● KUTIPAN TEKS
Dalam kaitan antara demokrasi, desentralisasi dan otonomi, salah satu pendekatan mutakhir dalam ilmu politik yang mampu membedah perlunya demokratisasi, desentralisasi dan otonomi, termasuk di dalamnya persoalan pemilihan Kepala Daerah, menurut Faisal Siagian, adalah “pendekatan hubungan negara dan masyarakat” (state and society realtions approach).

Menurut pendekatan ini, masyarakat madani (civil society) adalah suatu bidang dalam hidup bermasyarakat yang terletak di antara keluarga per orang pada satu pihak dalam kehidupan bernegara, dan proses pemilihan untuk menetapkan siapa yang memerintah negara pada pihak lainnya. Alfred Stephen, merumuskan masyarakat madani (civil society) sebagai berikut : “Civil society ” adalah arena tempat beradanya gerakan sosial (seperti perhimpunan wanita, kelompok-kelompok agama, organisasi profesi dll) dan organisasi kemasyarakatan dari pelbagai golongan dan kelompok profesi (seperti perhimpunan ahli hukum, persatuan wartawan, serikat buruh, asosiasi pengusaha dll), yang mencoba membentuk diri mereka dalam suatu keteraturan supaya mereka dapat menyatakan dirinya dan menyalurkan kepentingan-kepentingannya (Alfred Stepan, 1988, p. 3-4)

Penguatan masyarakat madani ini merupakan prasyarat bagi pelaksanaan demokratisasi, desentralisasi dan otonomi daerah, misalnya penguatan gerakan-gerakan, lembaga-lembaga, organisasi-organisasi masyarakat yang bersifat otonom di daerah, yang mengarahkan kegiatnnya terhadap pemerintah sebagai cara untuk menyalurkan aspirasi dan pilihan-pilihan mereka demi menandingi pilihan dan aspirasi yang dipaksakan oleh pemerintah kepada mereka.

Menurut catatan Faisal Siagian, telah terjadi berbagai perkembangan yang menarik dalam proses desentralisasi dan otonomi daerah di Indonesia akhir-akhir ini, yang antara lain disebabkan oleh :

1-        Desakan Demokratisasi. Adanya desakan demokratisasi di tingkat pusat yang kemudian merambah ke tingkat daerah. Munculnya tuntutan demokratisasi bagi pemilihan beberapa Kepala Daerah di Indonesia sebenarnya disebabkan oleh munculnya arus bawah.

● ENTRI HASIL EKSTRAKSI
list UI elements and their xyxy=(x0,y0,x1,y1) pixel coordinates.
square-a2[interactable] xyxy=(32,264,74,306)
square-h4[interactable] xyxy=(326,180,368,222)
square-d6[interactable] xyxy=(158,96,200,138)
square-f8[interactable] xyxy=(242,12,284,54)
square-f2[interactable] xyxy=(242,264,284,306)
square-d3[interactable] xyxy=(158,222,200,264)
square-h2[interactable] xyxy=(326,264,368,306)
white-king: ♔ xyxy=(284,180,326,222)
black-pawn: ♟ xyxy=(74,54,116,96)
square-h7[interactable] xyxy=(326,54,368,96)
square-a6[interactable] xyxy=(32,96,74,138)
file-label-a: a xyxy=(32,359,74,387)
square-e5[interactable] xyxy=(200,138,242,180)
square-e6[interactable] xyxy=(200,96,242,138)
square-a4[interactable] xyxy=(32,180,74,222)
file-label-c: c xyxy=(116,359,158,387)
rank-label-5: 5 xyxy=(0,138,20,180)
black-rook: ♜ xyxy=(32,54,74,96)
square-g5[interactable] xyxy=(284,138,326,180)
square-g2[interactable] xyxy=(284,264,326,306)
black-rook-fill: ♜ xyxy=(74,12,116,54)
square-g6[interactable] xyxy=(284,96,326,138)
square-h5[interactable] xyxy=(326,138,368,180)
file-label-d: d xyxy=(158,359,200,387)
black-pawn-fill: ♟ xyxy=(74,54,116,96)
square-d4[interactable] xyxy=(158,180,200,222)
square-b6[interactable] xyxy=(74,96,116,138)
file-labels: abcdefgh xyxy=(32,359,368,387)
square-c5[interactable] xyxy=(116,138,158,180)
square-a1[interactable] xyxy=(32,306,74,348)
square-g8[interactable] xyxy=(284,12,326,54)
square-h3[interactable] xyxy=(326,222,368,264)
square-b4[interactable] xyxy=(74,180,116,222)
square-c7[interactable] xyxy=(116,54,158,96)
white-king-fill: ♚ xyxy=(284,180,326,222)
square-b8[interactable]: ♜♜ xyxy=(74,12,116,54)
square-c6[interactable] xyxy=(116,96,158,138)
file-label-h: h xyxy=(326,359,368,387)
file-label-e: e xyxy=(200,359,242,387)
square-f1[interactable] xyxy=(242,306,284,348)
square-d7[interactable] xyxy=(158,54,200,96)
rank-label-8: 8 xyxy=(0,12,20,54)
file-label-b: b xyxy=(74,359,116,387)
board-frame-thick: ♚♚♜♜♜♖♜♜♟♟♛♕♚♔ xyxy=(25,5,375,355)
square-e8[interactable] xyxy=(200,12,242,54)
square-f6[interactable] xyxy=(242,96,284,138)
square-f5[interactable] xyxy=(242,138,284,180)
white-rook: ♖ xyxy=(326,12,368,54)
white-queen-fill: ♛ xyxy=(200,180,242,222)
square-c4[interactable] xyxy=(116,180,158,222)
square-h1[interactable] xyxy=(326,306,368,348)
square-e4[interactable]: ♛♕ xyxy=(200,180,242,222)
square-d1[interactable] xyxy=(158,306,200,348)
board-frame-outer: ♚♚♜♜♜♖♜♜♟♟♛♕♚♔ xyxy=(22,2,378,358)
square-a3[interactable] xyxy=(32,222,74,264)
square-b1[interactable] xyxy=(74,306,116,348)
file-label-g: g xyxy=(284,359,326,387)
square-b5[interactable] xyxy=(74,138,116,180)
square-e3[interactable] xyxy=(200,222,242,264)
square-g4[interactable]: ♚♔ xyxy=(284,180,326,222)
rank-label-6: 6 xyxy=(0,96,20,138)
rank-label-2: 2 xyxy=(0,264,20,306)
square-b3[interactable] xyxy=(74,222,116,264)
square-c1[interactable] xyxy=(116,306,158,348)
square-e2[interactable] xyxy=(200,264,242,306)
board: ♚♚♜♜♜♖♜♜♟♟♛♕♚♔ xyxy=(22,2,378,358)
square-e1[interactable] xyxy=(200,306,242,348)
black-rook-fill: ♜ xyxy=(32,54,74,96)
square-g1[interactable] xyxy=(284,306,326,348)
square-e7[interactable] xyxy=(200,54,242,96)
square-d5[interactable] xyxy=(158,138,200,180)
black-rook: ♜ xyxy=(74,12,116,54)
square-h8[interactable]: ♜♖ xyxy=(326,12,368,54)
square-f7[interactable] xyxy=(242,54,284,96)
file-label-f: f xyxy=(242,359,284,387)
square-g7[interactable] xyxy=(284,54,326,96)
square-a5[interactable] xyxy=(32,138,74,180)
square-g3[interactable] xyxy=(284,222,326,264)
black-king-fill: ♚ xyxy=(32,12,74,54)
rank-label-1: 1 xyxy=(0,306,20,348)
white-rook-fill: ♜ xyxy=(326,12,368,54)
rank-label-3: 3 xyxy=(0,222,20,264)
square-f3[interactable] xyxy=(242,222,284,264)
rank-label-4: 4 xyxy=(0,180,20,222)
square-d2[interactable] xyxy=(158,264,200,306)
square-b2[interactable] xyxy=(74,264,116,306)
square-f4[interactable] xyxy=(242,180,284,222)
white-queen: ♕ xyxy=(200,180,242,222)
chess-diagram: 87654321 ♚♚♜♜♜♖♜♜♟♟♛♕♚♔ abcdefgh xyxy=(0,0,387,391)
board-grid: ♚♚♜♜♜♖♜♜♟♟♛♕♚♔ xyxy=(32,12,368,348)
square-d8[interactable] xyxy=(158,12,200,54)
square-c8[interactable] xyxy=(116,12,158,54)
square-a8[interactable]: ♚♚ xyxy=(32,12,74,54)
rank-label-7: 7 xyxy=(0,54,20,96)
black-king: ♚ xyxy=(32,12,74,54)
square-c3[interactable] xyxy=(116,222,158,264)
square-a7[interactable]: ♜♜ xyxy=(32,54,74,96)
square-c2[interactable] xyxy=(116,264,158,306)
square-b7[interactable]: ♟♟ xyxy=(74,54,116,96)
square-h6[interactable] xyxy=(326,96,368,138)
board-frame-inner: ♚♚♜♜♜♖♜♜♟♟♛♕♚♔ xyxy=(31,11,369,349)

● INSTRUKSI 1
Dari kutipan tentang masyarakat madani dan otonomi daerah, sebutkan semua contoh organisasi kemasyarakatan golongan dan kelompok profesi yang tercantum dalam tanda kurung pada definisi civil society.
● INSTRUKSI 2
Lanjutkan kutipan tentang masyarakat madani dan otonomi daerah mulai dari kalimat sesudah kalimat terakhirnya.

● HASIL TUGAS 1
Perhimpunan ahli hukum, persatuan wartawan, serikat buruh, asosiasi pengusaha

● HASIL TUGAS 2
2-       Aspirasi dari bawah. Aspirasi dari bawah dapat berupa tuntutan dan dukungan. Aspirasi dari bawah sudah menjadi trade mark  yang tidak bisa dinafikan. Apabila dinafikan justru akan menambah gejolak di daerah.
3-       Political appeal.Political appeal adalah kiat politik daerah untuk menarik perhatian pemerinrtah pusat. Tekanan atau desakan demokratisasi dari perspektif regional menyangkut geopolitik daerah. Daerah-daerah yang realtif terpencil biasanya suka membuat move untuk menarik perhatian pusat.
4-       Pluralisme politik. Munculnya pluralisme politik di daerah adalah inheren dengan demokratisasi dalam pemilihan Kepala Daerah. Berbagai macam unjuk rasa merupakan cerminan dari pluralisme politik lokal itu. (Faisal Siagian, opcit, p.129).

Selanjutnya, di samping masalah demokratisasi, maka faktor lain yang turut mempengaruhi proses desentralisasi dan otonomi daerah ini adalah berupa keterbukaan di tingkat lokal. Keterbukaan idi tingkat lokal tersebut mempunyai tiga makna penting :

a-       Terbukanya kesempatan bagi masyarakat di daerah untuk secara bebas mengritik kebijakan pemerintah pusat kepada daerah, termasuk kritik terhadap pola kebijakan pembangunan di daerah.
b-       Terbukanya kesempatan bagi masyarakat di daerah untuk berbeda pendapat dengan pemerintah pusat, perbedaan mana harus diakomodasikan oleh pemerintah pusat dengan menyerap aspirasi daerah.
c-       Terbukanya kesempatan bagi masyarakat di daerah untuk menolak Kepala Daerah yang kurang berkenan dengan aspirasi daerah. (ibid)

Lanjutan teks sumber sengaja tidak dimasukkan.